Python function to merge columns into one column

I am trying to build a function, to apply to different columns with a csv file. The purpose of the function is to combine multiple columns into one, using the combine_first method described here: How to merge/combine columns in pandas?

I like to create a function, with parameters: csvName, ColName, NumberOfCol, and generate a new (combined) column for that csv file. Because there are different sets of columns that need to be grouped (and there are multiple csv files), I like to use a function on each set of columns.

Example columns (showing only the ones that need to be merged, the DF has many other columns that I need to retain):

DF = {'A1': [tree, grass, np.nan, np.nan, np.nan, np.nan],  
    'A2': [np.nan, np.nan, bird, fly, np.nan, np.nan],
    'A3': [np.nan, np.nan, np.nan, np.nan, cat, dog]}

DF["A"] = pd.concat([DF["A1"].\
                           combine_first(DF["A2"]).\
                               combine_first(DF["A3"])], 
            axis=1)
DF.rename(columns={"A1":"A"}, inplace=True)

The resulted column will become: DF = {'A': [tree, grass, bird, fly, cat, dog]}

I like to make this operation into a function, so I can enter the name of the csv, the column name (e.g., A), and number of columns that need to be merged

I have something like this at the moment:

   def column_merger(csvName, ColName, length:int):
        OriginalNameList = []
        for number in range(length):
            OriginalNameList.append(ColName + str(number))
    
        NewList = OriginalNameList[1:]

        for name in Newlist:
            NewList.append()

- Set of tasks -
A. Retype the portion of the question on merging pandas columns starting at "Python function to" and ending at "columns in pandas?".
B. Write the next part of the question on merging pandas columns, picking up after its final line.

- Stored data -

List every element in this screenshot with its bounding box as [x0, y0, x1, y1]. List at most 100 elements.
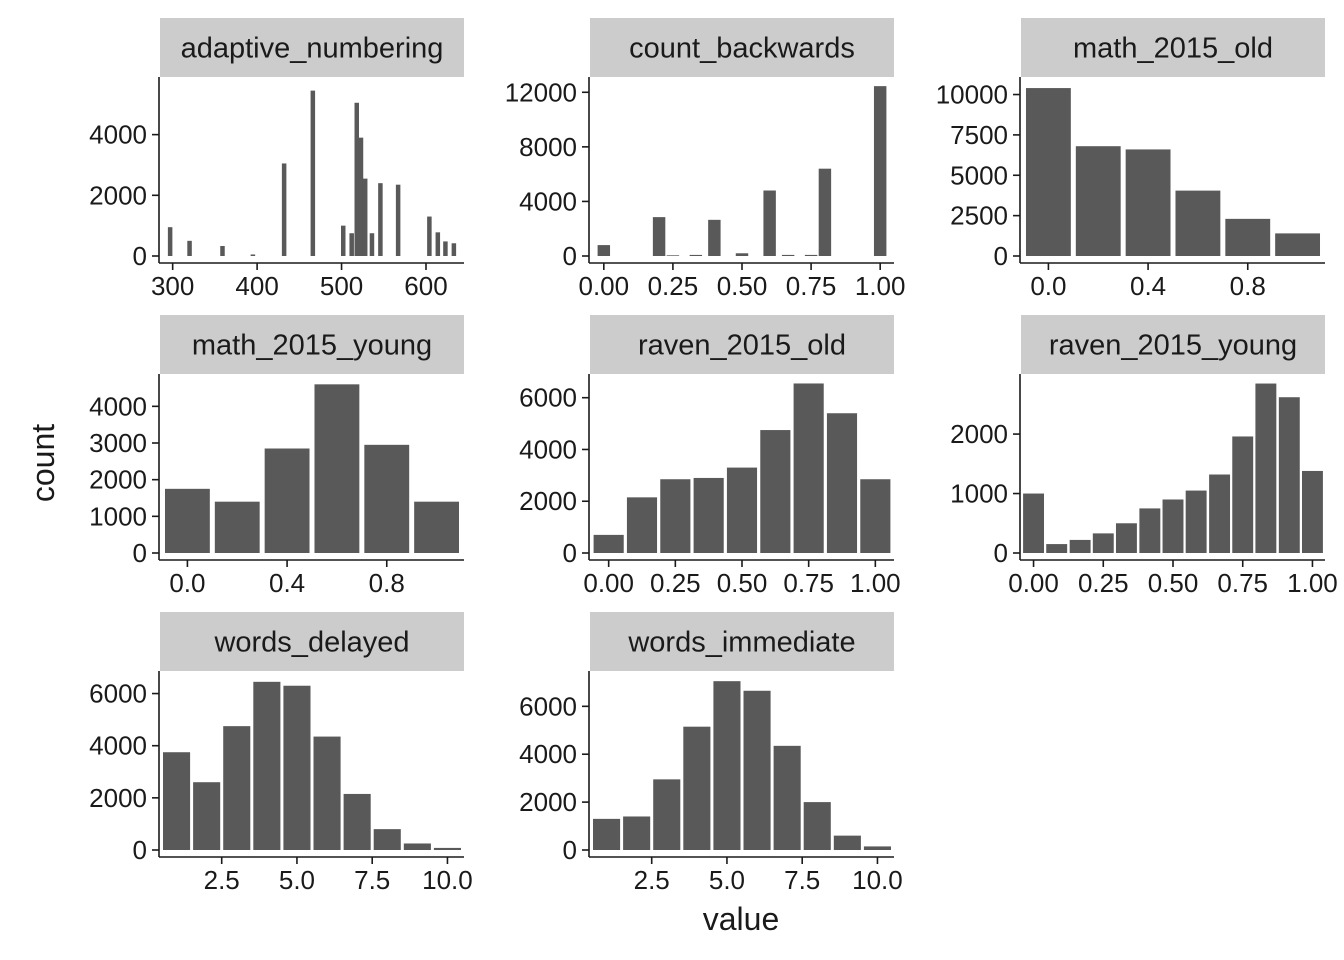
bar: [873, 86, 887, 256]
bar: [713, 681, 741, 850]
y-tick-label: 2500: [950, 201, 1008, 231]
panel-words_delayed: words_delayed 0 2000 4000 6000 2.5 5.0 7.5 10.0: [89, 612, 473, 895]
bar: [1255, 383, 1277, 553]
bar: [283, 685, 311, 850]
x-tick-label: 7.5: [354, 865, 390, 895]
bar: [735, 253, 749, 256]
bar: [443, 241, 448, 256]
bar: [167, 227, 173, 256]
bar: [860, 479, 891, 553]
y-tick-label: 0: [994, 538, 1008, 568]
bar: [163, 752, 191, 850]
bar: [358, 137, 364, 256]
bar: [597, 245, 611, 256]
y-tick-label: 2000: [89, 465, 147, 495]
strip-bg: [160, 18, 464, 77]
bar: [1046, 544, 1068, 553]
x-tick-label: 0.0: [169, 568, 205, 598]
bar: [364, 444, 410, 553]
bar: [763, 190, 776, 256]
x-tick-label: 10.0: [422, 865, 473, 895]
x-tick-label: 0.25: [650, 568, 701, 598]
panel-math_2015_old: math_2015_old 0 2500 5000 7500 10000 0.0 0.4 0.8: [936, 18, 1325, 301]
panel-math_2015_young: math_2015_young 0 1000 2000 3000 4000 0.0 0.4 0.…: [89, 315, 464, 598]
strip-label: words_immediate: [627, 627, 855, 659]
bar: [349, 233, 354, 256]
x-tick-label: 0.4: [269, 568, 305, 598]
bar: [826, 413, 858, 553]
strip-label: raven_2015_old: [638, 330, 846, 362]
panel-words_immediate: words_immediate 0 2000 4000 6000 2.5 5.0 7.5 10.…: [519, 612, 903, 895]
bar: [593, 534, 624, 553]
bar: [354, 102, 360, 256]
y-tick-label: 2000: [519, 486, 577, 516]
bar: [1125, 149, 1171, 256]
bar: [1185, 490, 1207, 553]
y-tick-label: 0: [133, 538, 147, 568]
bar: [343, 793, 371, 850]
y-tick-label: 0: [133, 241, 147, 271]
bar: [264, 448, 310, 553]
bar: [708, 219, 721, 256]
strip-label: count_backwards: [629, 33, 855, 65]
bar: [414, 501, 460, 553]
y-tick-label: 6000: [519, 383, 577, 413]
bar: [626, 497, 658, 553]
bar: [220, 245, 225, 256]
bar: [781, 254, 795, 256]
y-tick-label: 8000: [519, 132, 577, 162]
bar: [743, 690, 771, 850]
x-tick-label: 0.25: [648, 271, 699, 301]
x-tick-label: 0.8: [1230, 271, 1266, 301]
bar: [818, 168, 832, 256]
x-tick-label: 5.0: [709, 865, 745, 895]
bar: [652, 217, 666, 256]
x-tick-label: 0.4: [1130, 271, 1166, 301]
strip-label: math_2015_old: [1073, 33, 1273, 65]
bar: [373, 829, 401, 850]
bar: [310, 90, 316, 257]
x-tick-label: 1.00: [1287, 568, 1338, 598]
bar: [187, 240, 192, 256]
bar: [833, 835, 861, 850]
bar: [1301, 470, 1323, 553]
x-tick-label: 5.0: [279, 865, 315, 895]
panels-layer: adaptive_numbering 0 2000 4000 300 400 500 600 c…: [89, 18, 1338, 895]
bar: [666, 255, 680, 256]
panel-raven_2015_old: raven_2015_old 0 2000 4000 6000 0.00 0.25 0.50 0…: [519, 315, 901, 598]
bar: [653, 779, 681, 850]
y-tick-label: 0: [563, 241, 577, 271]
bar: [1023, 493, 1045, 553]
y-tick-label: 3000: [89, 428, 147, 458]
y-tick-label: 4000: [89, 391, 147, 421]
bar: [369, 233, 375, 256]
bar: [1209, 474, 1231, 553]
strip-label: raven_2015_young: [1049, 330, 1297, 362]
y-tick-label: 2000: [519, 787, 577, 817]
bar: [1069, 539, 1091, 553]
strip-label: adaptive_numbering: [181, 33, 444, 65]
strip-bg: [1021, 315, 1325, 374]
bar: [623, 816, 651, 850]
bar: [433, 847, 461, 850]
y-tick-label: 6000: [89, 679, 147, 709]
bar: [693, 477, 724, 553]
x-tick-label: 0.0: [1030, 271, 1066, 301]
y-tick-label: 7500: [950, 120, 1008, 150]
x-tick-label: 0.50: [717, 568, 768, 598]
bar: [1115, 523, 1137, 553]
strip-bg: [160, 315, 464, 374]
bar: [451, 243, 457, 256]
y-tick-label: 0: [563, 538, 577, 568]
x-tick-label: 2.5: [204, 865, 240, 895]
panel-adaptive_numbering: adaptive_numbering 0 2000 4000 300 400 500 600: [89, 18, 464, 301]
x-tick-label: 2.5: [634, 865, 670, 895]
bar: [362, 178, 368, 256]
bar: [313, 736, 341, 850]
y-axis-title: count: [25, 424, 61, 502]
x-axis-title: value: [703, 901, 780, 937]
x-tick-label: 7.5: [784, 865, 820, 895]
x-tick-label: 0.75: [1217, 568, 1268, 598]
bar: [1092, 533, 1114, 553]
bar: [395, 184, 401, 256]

--

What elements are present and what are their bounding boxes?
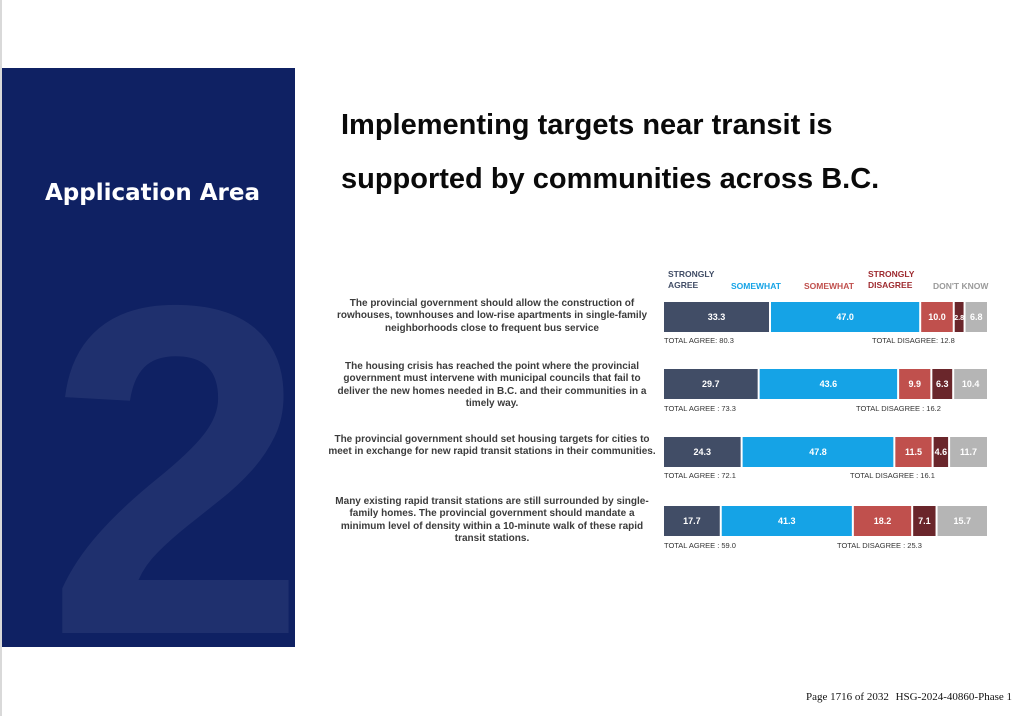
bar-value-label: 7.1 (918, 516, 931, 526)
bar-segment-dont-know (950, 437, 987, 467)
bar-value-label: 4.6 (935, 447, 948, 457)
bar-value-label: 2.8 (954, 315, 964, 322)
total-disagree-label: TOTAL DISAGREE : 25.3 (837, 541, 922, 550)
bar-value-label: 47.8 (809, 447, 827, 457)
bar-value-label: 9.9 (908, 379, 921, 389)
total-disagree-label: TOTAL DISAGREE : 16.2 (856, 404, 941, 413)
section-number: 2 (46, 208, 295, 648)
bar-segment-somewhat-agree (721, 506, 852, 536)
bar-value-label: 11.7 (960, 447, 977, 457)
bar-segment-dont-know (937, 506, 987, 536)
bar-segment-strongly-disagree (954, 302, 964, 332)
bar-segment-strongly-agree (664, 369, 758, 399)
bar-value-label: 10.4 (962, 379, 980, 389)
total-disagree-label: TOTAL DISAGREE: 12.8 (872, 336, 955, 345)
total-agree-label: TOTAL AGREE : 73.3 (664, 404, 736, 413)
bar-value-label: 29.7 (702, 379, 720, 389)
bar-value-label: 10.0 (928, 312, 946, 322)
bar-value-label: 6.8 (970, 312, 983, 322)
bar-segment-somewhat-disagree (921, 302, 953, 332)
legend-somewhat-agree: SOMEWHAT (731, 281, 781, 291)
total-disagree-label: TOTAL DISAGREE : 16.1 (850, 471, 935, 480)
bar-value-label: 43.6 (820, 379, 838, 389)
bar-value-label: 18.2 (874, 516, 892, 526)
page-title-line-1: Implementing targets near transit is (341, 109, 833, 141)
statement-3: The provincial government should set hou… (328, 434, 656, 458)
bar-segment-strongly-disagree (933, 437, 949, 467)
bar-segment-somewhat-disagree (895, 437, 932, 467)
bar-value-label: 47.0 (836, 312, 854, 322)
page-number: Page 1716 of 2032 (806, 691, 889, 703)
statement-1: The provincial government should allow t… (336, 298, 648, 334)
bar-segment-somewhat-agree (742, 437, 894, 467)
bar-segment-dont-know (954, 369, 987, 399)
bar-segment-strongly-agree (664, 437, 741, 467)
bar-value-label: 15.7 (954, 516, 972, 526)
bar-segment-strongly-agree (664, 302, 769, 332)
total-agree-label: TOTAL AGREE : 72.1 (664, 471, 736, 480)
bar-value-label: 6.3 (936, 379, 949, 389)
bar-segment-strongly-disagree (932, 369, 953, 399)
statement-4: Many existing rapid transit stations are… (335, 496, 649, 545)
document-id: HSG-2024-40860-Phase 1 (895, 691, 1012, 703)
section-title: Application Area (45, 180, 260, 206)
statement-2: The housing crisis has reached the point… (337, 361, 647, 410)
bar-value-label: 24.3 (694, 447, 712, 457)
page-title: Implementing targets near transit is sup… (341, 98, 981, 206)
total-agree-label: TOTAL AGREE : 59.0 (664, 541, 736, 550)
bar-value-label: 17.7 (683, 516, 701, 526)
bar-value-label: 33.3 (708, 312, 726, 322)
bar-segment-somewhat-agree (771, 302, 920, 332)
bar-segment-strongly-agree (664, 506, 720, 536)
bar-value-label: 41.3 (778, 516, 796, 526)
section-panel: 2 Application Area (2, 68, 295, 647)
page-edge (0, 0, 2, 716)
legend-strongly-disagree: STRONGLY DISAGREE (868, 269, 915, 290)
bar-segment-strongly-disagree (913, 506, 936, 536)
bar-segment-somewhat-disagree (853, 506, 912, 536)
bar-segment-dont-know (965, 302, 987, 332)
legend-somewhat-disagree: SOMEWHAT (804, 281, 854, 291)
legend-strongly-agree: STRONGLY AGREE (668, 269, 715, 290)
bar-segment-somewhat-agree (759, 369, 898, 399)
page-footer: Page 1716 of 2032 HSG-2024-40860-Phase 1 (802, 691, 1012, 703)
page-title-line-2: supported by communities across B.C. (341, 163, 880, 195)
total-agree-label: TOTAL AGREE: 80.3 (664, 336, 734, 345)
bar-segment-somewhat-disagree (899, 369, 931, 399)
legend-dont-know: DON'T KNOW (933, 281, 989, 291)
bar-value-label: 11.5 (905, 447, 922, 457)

- Answers to the tasks -
A.
Python function to merge columns into one column

I am trying to build a function, to apply to different columns with a csv file. The purpose of the function is to combine multiple columns into one, using the combine_first method described here: How to merge/combine columns in pandas?

B.
        command = []
        command.extend([.combine_first(SurveyName[NewList[name]]) for name in range(NewList)])

But it is not working. Any suggestion very much welcomed! Thank you!

Solution

I think this approach does what you're looking for, but note that I had to turn DF into a DataFrame object, since I assume that's what it's supposed to be

import numpy as np
import pandas as pd


DF = pd.DataFrame({
    'A1': ['tree', 'grass', np.nan, np.nan, np.nan, np.nan],
    'A2': [np.nan, np.nan, 'bird', 'fly', np.nan, np.nan],
    'A3': [np.nan, np.nan, np.nan, np.nan, 'cat', 'dog']
})

# use 'stack()' to combine the columns, dropping the nan values
# use 'reset_index()[0]' to get the desired data out of the stack as a Series
# and then use 'to_frame('A')' to convert that series back into a DataFrame 
# with the desired column name 'A'
DF = DF.stack().reset_index()[0].to_frame('A')
print(DF)

#        A
# 0   tree
# 1  grass
# 2   bird
# 3    fly
# 4    cat
# 5    dog

Note that you can do each of those steps separately (without chaining them) if you want to see the intermediate results

DF = DF.stack()
print(DF)
DF = DF.reset_index()[0]
print(DF)
DF = DF.to_frame('A')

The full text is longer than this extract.